-- begin --
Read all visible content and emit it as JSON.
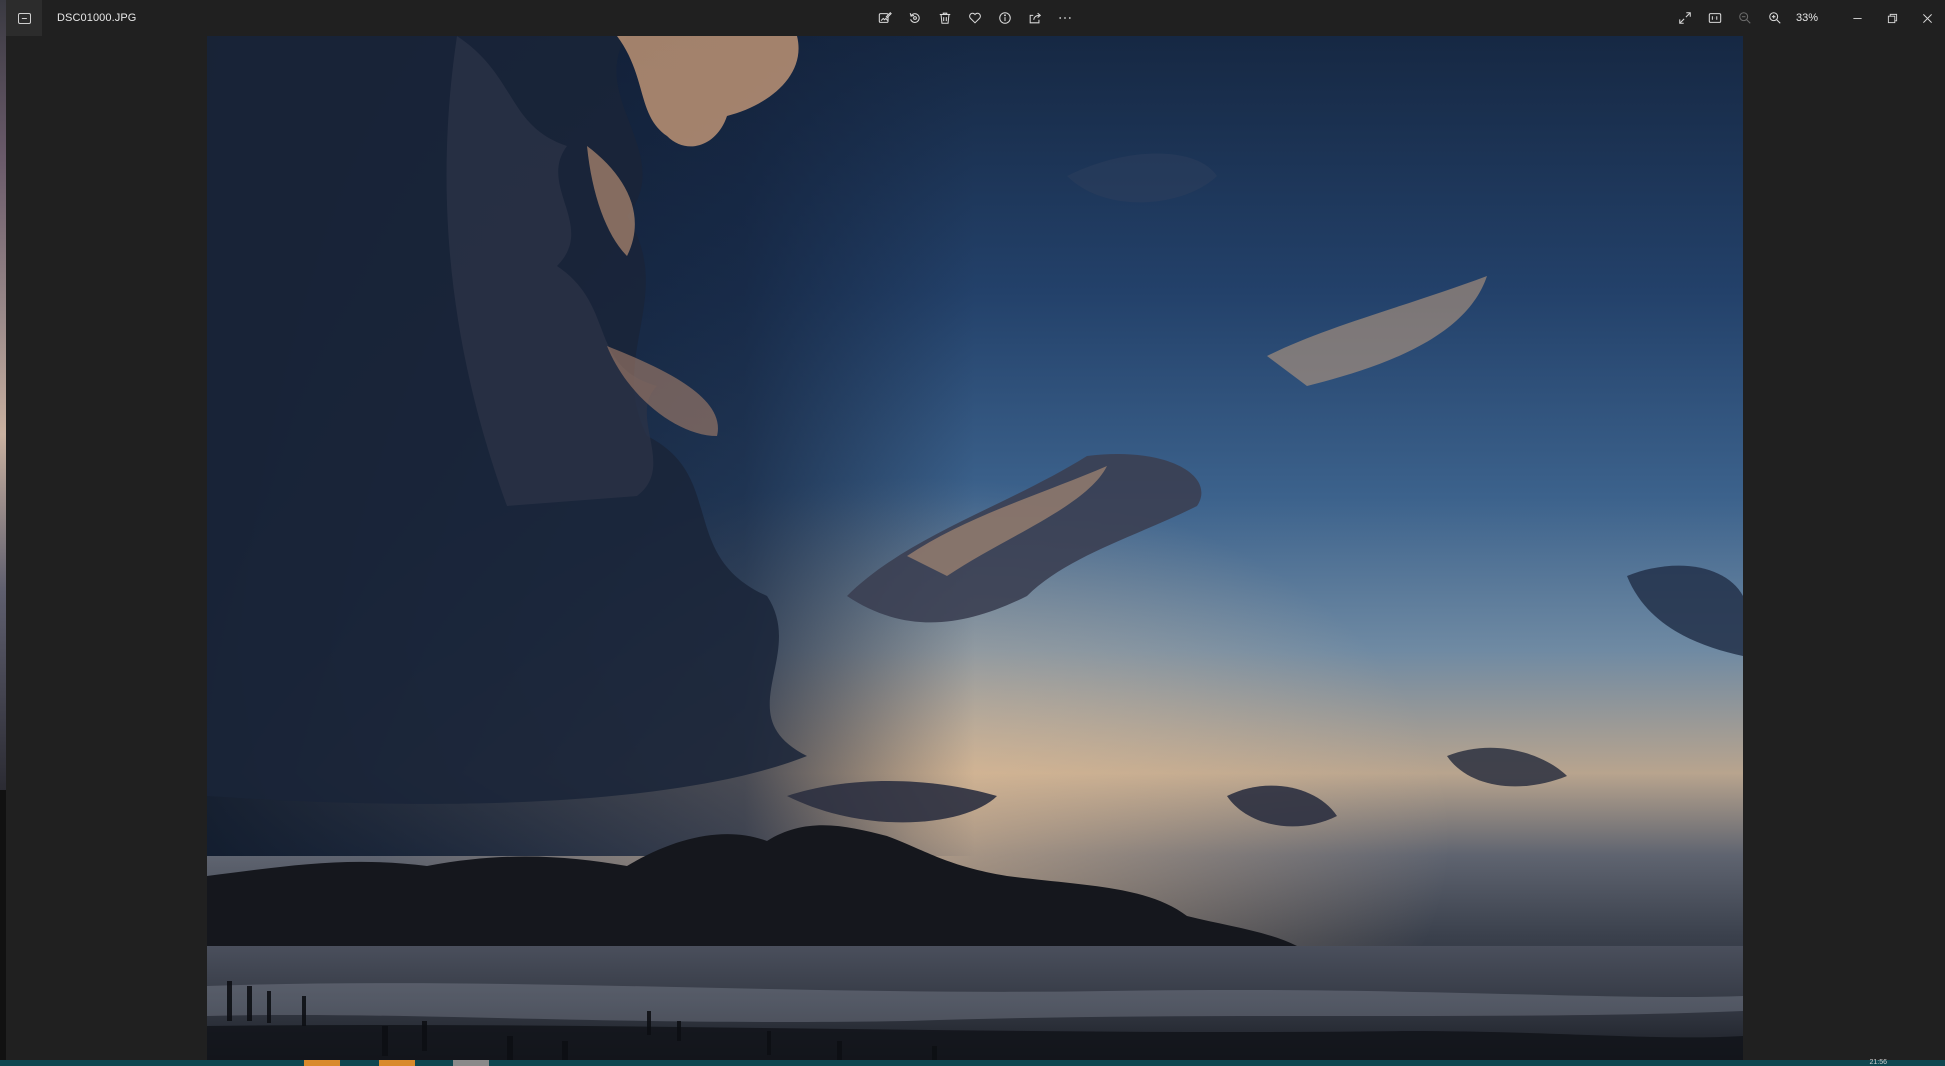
{
  "window": {
    "file_name": "DSC01000.JPG"
  },
  "toolbar": {
    "buttons": [
      {
        "name": "edit-image",
        "icon": "edit-image-icon"
      },
      {
        "name": "rotate",
        "icon": "rotate-icon"
      },
      {
        "name": "delete",
        "icon": "trash-icon"
      },
      {
        "name": "favorite",
        "icon": "heart-icon"
      },
      {
        "name": "file-info",
        "icon": "info-icon"
      },
      {
        "name": "share",
        "icon": "share-icon"
      },
      {
        "name": "see-more",
        "icon": "more-icon"
      }
    ]
  },
  "view": {
    "zoom_level": "33%",
    "zoom_out_enabled": false
  },
  "taskbar": {
    "time_fragment": "21:56"
  },
  "colors": {
    "background": "#202020",
    "titlebar": "#202020",
    "icon_box": "#2c2c2c",
    "filmstrip": "#0e4750",
    "thumb_orange": "#d98a2b",
    "thumb_gray": "#8a8a8a"
  }
}
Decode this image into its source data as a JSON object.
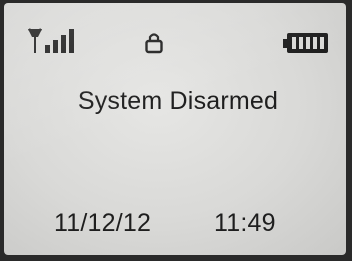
{
  "status_bar": {
    "signal_icon": "signal-strength-icon",
    "lock_icon": "lock-icon",
    "battery_icon": "battery-full-icon"
  },
  "display": {
    "status_message": "System Disarmed",
    "date": "11/12/12",
    "time": "11:49"
  },
  "colors": {
    "lcd_background": "#dcdcda",
    "lcd_text": "#1e1e1e",
    "bezel": "#2a2a2a"
  }
}
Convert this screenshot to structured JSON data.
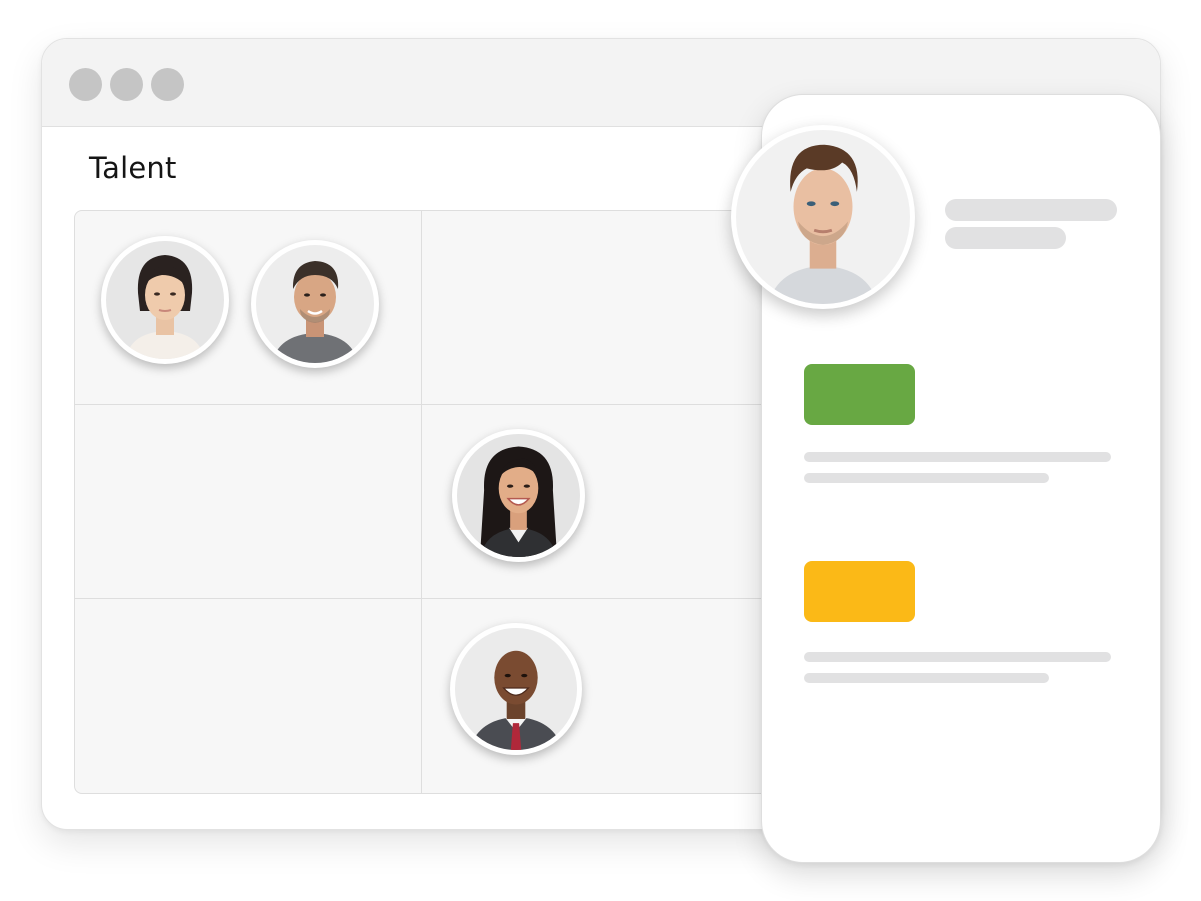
{
  "window": {
    "controls": [
      "window-dot",
      "window-dot",
      "window-dot"
    ]
  },
  "page": {
    "title": "Talent"
  },
  "talent_grid": {
    "rows": 3,
    "columns": 2,
    "people": [
      {
        "name": "avatar-woman-1",
        "cell": "row-1-col-1"
      },
      {
        "name": "avatar-man-1",
        "cell": "row-1-col-1"
      },
      {
        "name": "avatar-woman-2",
        "cell": "row-2-col-2"
      },
      {
        "name": "avatar-man-2",
        "cell": "row-3-col-2"
      }
    ]
  },
  "profile_panel": {
    "avatar": "avatar-man-profile",
    "sections": [
      {
        "status_color": "#68a843"
      },
      {
        "status_color": "#fbb917"
      }
    ]
  },
  "colors": {
    "status_green": "#68a843",
    "status_yellow": "#fbb917",
    "skeleton": "#e1e1e2",
    "window_dots": "#c5c5c5"
  }
}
-- end --
### [Task directions]
Return all lines with the word "image" in them.

### [Response below]
        "name": "edit-image",
        "icon": "edit-image-icon"
Decode this image into its source data as a JSON object.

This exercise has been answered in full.